# TASK TO COMPLETE
Locate each line in the records containing "text". Copy it.

# STORED DATA

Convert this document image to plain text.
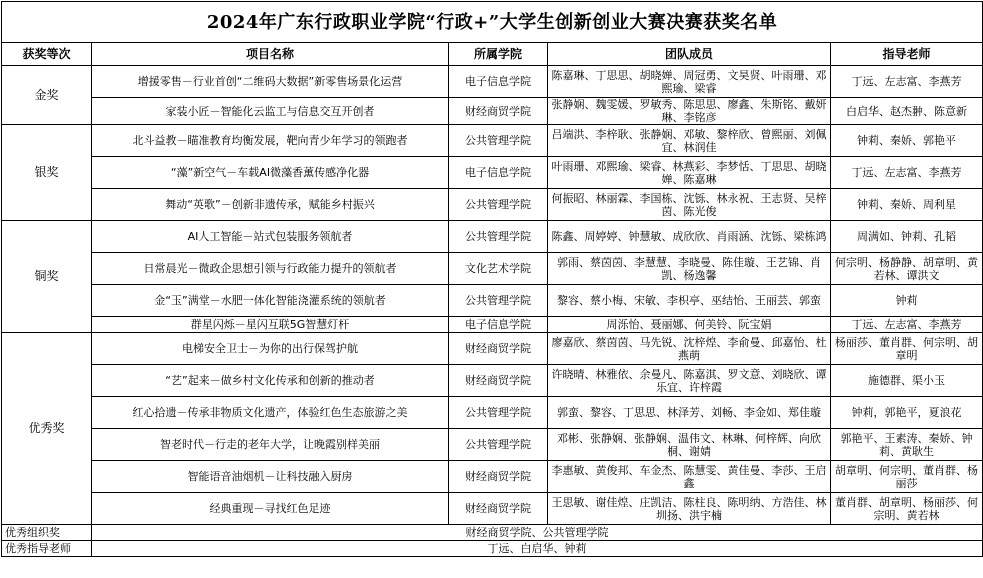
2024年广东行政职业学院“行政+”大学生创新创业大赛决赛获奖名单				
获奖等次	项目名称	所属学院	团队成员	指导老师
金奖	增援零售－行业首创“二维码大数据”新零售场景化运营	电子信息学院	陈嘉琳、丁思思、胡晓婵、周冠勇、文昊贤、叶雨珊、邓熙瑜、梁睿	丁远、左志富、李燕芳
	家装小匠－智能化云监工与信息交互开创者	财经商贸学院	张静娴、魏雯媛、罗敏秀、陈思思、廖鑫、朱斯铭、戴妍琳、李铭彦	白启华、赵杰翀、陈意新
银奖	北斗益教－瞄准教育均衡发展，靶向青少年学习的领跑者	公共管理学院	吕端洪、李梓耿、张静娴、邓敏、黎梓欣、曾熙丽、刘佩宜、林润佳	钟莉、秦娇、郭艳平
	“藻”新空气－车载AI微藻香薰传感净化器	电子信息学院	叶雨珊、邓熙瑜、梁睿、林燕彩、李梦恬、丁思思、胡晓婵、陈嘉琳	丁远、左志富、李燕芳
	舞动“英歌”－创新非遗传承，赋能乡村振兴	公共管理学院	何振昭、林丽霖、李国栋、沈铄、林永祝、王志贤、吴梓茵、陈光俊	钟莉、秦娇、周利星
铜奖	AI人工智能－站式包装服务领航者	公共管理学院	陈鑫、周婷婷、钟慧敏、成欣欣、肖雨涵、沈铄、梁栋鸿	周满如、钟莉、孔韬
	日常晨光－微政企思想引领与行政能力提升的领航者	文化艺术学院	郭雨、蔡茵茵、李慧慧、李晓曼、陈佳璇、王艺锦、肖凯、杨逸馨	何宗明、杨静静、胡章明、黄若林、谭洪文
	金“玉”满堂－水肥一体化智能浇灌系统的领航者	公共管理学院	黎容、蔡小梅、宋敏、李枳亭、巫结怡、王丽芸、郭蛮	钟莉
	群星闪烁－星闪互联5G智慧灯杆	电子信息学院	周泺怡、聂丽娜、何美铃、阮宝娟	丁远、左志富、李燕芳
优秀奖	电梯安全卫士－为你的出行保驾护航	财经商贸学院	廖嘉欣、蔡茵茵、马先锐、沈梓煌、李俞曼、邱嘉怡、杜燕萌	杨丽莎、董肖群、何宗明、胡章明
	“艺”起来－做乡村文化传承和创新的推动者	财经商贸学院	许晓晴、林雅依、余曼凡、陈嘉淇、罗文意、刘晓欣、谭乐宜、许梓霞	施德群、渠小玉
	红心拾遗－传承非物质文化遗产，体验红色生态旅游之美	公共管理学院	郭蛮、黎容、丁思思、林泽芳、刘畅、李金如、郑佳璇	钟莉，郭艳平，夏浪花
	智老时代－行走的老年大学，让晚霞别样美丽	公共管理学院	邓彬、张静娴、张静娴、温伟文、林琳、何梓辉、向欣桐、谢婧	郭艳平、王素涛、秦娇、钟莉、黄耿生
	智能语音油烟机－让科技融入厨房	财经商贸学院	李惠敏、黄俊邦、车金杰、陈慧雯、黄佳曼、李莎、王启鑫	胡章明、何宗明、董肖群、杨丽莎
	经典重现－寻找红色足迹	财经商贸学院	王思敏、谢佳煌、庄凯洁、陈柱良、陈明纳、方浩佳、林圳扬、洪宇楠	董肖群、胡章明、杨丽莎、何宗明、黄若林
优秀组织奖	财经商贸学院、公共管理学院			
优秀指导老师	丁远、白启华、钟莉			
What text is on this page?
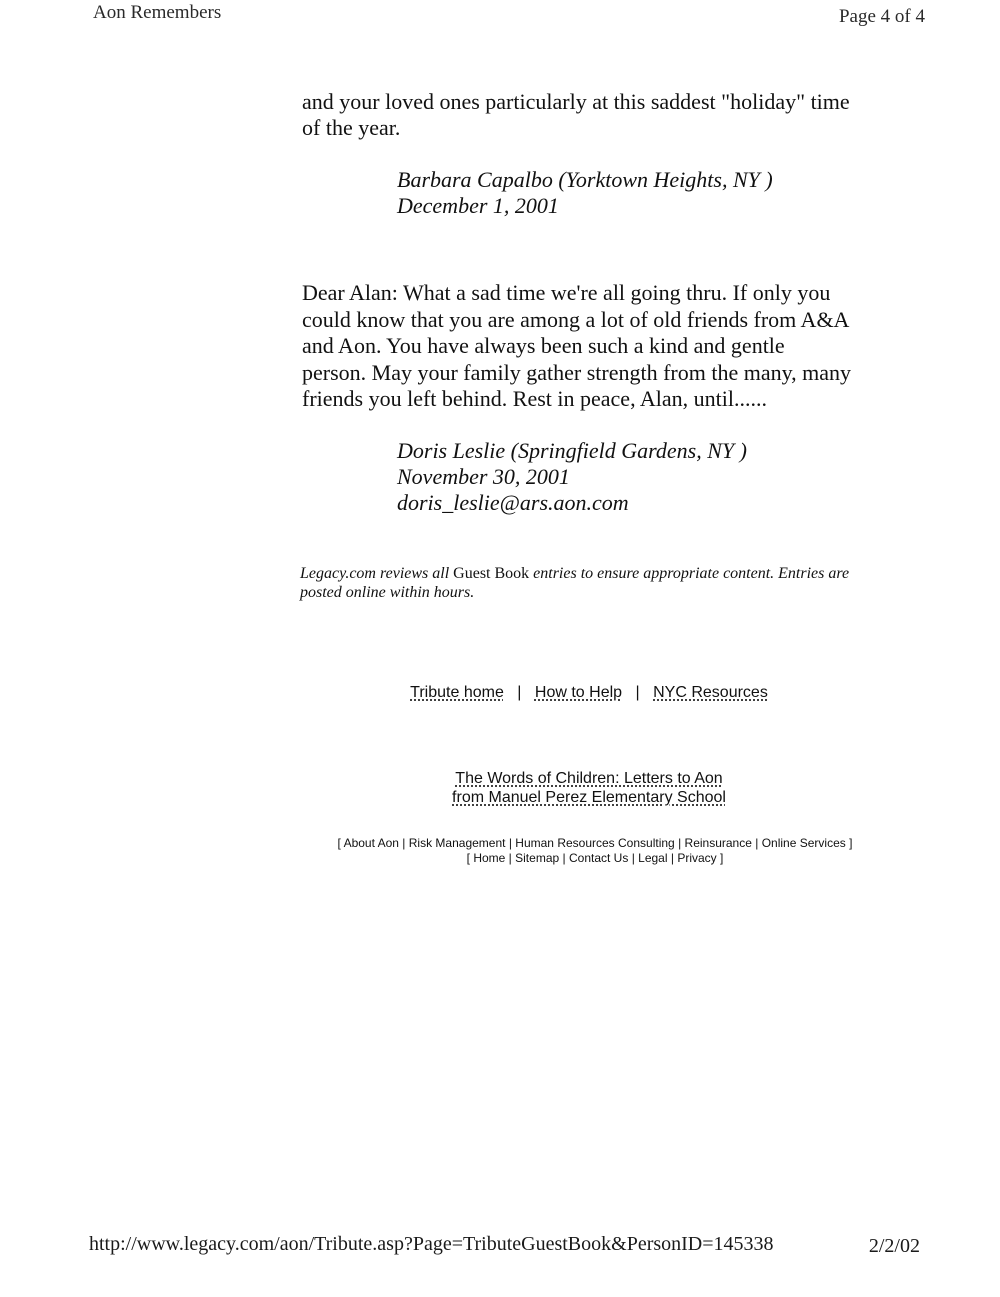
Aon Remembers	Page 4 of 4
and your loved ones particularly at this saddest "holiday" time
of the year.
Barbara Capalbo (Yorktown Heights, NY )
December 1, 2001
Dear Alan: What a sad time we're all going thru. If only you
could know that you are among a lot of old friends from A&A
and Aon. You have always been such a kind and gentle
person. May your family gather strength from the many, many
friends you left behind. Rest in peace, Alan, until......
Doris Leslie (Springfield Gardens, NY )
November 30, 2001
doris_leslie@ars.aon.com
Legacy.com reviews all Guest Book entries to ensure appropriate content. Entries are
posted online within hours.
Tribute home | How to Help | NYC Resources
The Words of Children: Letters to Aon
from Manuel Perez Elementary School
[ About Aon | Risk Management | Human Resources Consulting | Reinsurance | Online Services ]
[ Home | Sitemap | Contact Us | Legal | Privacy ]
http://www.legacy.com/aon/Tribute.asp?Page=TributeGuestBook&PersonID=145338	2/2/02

# SOLUTION FOR THIS PROBLEM
Convert this document image to plain text.
What text is on this page?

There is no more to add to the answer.